● **Data excerpts**
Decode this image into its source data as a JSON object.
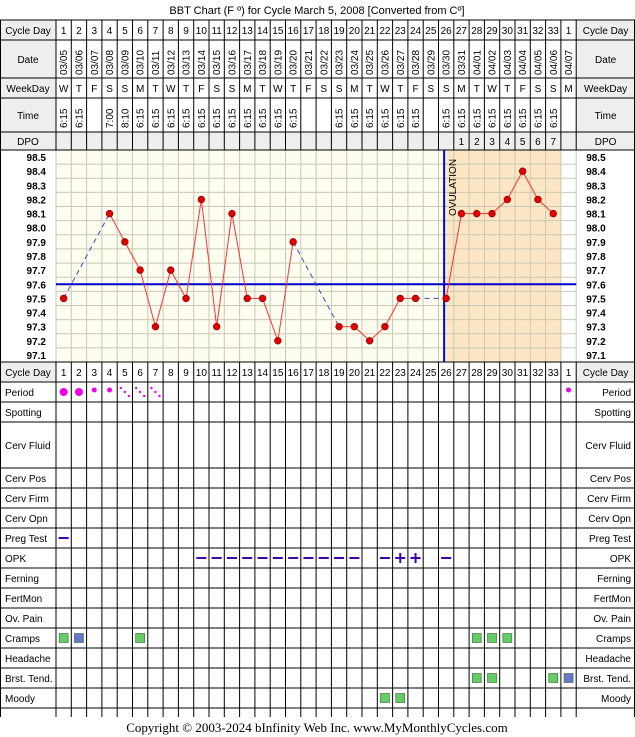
{
  "title": "BBT Chart (F º) for Cycle March 5, 2008  [Converted from Cº]",
  "footer": "Copyright © 2003-2024 bInfinity Web Inc.     www.MyMonthlyCycles.com",
  "labels": {
    "cycle_day": "Cycle Day",
    "date": "Date",
    "weekday": "WeekDay",
    "time": "Time",
    "dpo": "DPO",
    "ovulation": "OVULATION"
  },
  "colors": {
    "temp_line": "#ff3333",
    "temp_dot": "#e00000",
    "coverline": "#0000cc",
    "ovulation_line": "#0000cc",
    "luteal_fill": "#fde6c4",
    "follicular_fill": "#fdfdf0",
    "grid": "#c9c9b5",
    "label_fill": "#eeeeee",
    "period": "#ee00ee",
    "symptom_green": "#66cc66",
    "symptom_blue": "#6677cc",
    "test_mark": "#4400aa"
  },
  "columns": [
    {
      "cd": "1",
      "date": "03/05",
      "wd": "W",
      "time": "6:15"
    },
    {
      "cd": "2",
      "date": "03/06",
      "wd": "T",
      "time": "6:15"
    },
    {
      "cd": "3",
      "date": "03/07",
      "wd": "F",
      "time": ""
    },
    {
      "cd": "4",
      "date": "03/08",
      "wd": "S",
      "time": "7:00"
    },
    {
      "cd": "5",
      "date": "03/09",
      "wd": "S",
      "time": "8:10"
    },
    {
      "cd": "6",
      "date": "03/10",
      "wd": "M",
      "time": "6:15"
    },
    {
      "cd": "7",
      "date": "03/11",
      "wd": "T",
      "time": "6:15"
    },
    {
      "cd": "8",
      "date": "03/12",
      "wd": "W",
      "time": "6:15"
    },
    {
      "cd": "9",
      "date": "03/13",
      "wd": "T",
      "time": "6:15"
    },
    {
      "cd": "10",
      "date": "03/14",
      "wd": "F",
      "time": "6:15"
    },
    {
      "cd": "11",
      "date": "03/15",
      "wd": "S",
      "time": "6:15"
    },
    {
      "cd": "12",
      "date": "03/16",
      "wd": "S",
      "time": "6:15"
    },
    {
      "cd": "13",
      "date": "03/17",
      "wd": "M",
      "time": "6:15"
    },
    {
      "cd": "14",
      "date": "03/18",
      "wd": "T",
      "time": "6:15"
    },
    {
      "cd": "15",
      "date": "03/19",
      "wd": "W",
      "time": "6:15"
    },
    {
      "cd": "16",
      "date": "03/20",
      "wd": "T",
      "time": "6:15"
    },
    {
      "cd": "17",
      "date": "03/21",
      "wd": "F",
      "time": ""
    },
    {
      "cd": "18",
      "date": "03/22",
      "wd": "S",
      "time": ""
    },
    {
      "cd": "19",
      "date": "03/23",
      "wd": "S",
      "time": "6:15"
    },
    {
      "cd": "20",
      "date": "03/24",
      "wd": "M",
      "time": "6:15"
    },
    {
      "cd": "21",
      "date": "03/25",
      "wd": "T",
      "time": "6:15"
    },
    {
      "cd": "22",
      "date": "03/26",
      "wd": "W",
      "time": "6:15"
    },
    {
      "cd": "23",
      "date": "03/27",
      "wd": "T",
      "time": "6:15"
    },
    {
      "cd": "24",
      "date": "03/28",
      "wd": "F",
      "time": "6:15"
    },
    {
      "cd": "25",
      "date": "03/29",
      "wd": "S",
      "time": ""
    },
    {
      "cd": "26",
      "date": "03/30",
      "wd": "S",
      "time": "6:15"
    },
    {
      "cd": "27",
      "date": "03/31",
      "wd": "M",
      "time": "6:15"
    },
    {
      "cd": "28",
      "date": "04/01",
      "wd": "T",
      "time": "6:15"
    },
    {
      "cd": "29",
      "date": "04/02",
      "wd": "W",
      "time": "6:15"
    },
    {
      "cd": "30",
      "date": "04/03",
      "wd": "T",
      "time": "6:15"
    },
    {
      "cd": "31",
      "date": "04/04",
      "wd": "F",
      "time": "6:15"
    },
    {
      "cd": "32",
      "date": "04/05",
      "wd": "S",
      "time": "6:15"
    },
    {
      "cd": "33",
      "date": "04/06",
      "wd": "S",
      "time": "6:15"
    },
    {
      "cd": "1",
      "date": "04/07",
      "wd": "M",
      "time": ""
    }
  ],
  "dpo": [
    "",
    "",
    "",
    "",
    "",
    "",
    "",
    "",
    "",
    "",
    "",
    "",
    "",
    "",
    "",
    "",
    "",
    "",
    "",
    "",
    "",
    "",
    "",
    "",
    "",
    "",
    "1",
    "2",
    "3",
    "4",
    "5",
    "6",
    "7",
    ""
  ],
  "chart_data": {
    "type": "line",
    "x": [
      1,
      2,
      3,
      4,
      5,
      6,
      7,
      8,
      9,
      10,
      11,
      12,
      13,
      14,
      15,
      16,
      17,
      18,
      19,
      20,
      21,
      22,
      23,
      24,
      25,
      26,
      27,
      28,
      29,
      30,
      31,
      32,
      33
    ],
    "y": [
      97.5,
      null,
      null,
      98.1,
      97.9,
      97.7,
      97.3,
      97.7,
      97.5,
      98.2,
      97.3,
      98.1,
      97.5,
      97.5,
      97.2,
      97.9,
      null,
      null,
      97.3,
      97.3,
      97.2,
      97.3,
      97.5,
      97.5,
      null,
      97.5,
      98.1,
      98.1,
      98.1,
      98.2,
      98.4,
      98.2,
      98.1
    ],
    "y_ticks": [
      "98.5",
      "98.4",
      "98.3",
      "98.2",
      "98.1",
      "98.0",
      "97.9",
      "97.8",
      "97.7",
      "97.6",
      "97.5",
      "97.4",
      "97.3",
      "97.2",
      "97.1"
    ],
    "ylim": [
      97.1,
      98.5
    ],
    "coverline": 97.6,
    "ovulation_day": 26,
    "grid": true
  },
  "symptom_rows": [
    {
      "label": "Period"
    },
    {
      "label": "Spotting"
    },
    {
      "label": "Cerv Fluid"
    },
    {
      "label": "Cerv Pos"
    },
    {
      "label": "Cerv Firm"
    },
    {
      "label": "Cerv Opn"
    },
    {
      "label": "Preg Test"
    },
    {
      "label": "OPK"
    },
    {
      "label": "Ferning"
    },
    {
      "label": "FertMon"
    },
    {
      "label": "Ov. Pain"
    },
    {
      "label": "Cramps"
    },
    {
      "label": "Headache"
    },
    {
      "label": "Brst. Tend."
    },
    {
      "label": "Moody"
    }
  ],
  "period": [
    {
      "day": 1,
      "flow": "heavy"
    },
    {
      "day": 2,
      "flow": "heavy"
    },
    {
      "day": 3,
      "flow": "medium"
    },
    {
      "day": 4,
      "flow": "medium"
    },
    {
      "day": 5,
      "flow": "light"
    },
    {
      "day": 6,
      "flow": "light"
    },
    {
      "day": 7,
      "flow": "light"
    },
    {
      "day": 34,
      "flow": "medium"
    }
  ],
  "preg_test": [
    {
      "day": 1,
      "result": "negative"
    }
  ],
  "opk": [
    {
      "day": 10,
      "result": "negative"
    },
    {
      "day": 11,
      "result": "negative"
    },
    {
      "day": 12,
      "result": "negative"
    },
    {
      "day": 13,
      "result": "negative"
    },
    {
      "day": 14,
      "result": "negative"
    },
    {
      "day": 15,
      "result": "negative"
    },
    {
      "day": 16,
      "result": "negative"
    },
    {
      "day": 17,
      "result": "negative"
    },
    {
      "day": 18,
      "result": "negative"
    },
    {
      "day": 19,
      "result": "negative"
    },
    {
      "day": 20,
      "result": "negative"
    },
    {
      "day": 22,
      "result": "negative"
    },
    {
      "day": 23,
      "result": "positive"
    },
    {
      "day": 24,
      "result": "positive"
    },
    {
      "day": 26,
      "result": "negative"
    }
  ],
  "cramps": [
    {
      "day": 1,
      "color": "green"
    },
    {
      "day": 2,
      "color": "blue"
    },
    {
      "day": 6,
      "color": "green"
    },
    {
      "day": 28,
      "color": "green"
    },
    {
      "day": 29,
      "color": "green"
    },
    {
      "day": 30,
      "color": "green"
    }
  ],
  "breast_tenderness": [
    {
      "day": 28,
      "color": "green"
    },
    {
      "day": 29,
      "color": "green"
    },
    {
      "day": 33,
      "color": "green"
    },
    {
      "day": 34,
      "color": "blue"
    }
  ],
  "moody": [
    {
      "day": 22,
      "color": "green"
    },
    {
      "day": 23,
      "color": "green"
    }
  ]
}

● **Problem details**
Look for the word "Cerv" in every line of the listing and copy the lines that have it.

● **Task result**
      "label": "Cerv Fluid"
      "label": "Cerv Pos"
      "label": "Cerv Firm"
      "label": "Cerv Opn"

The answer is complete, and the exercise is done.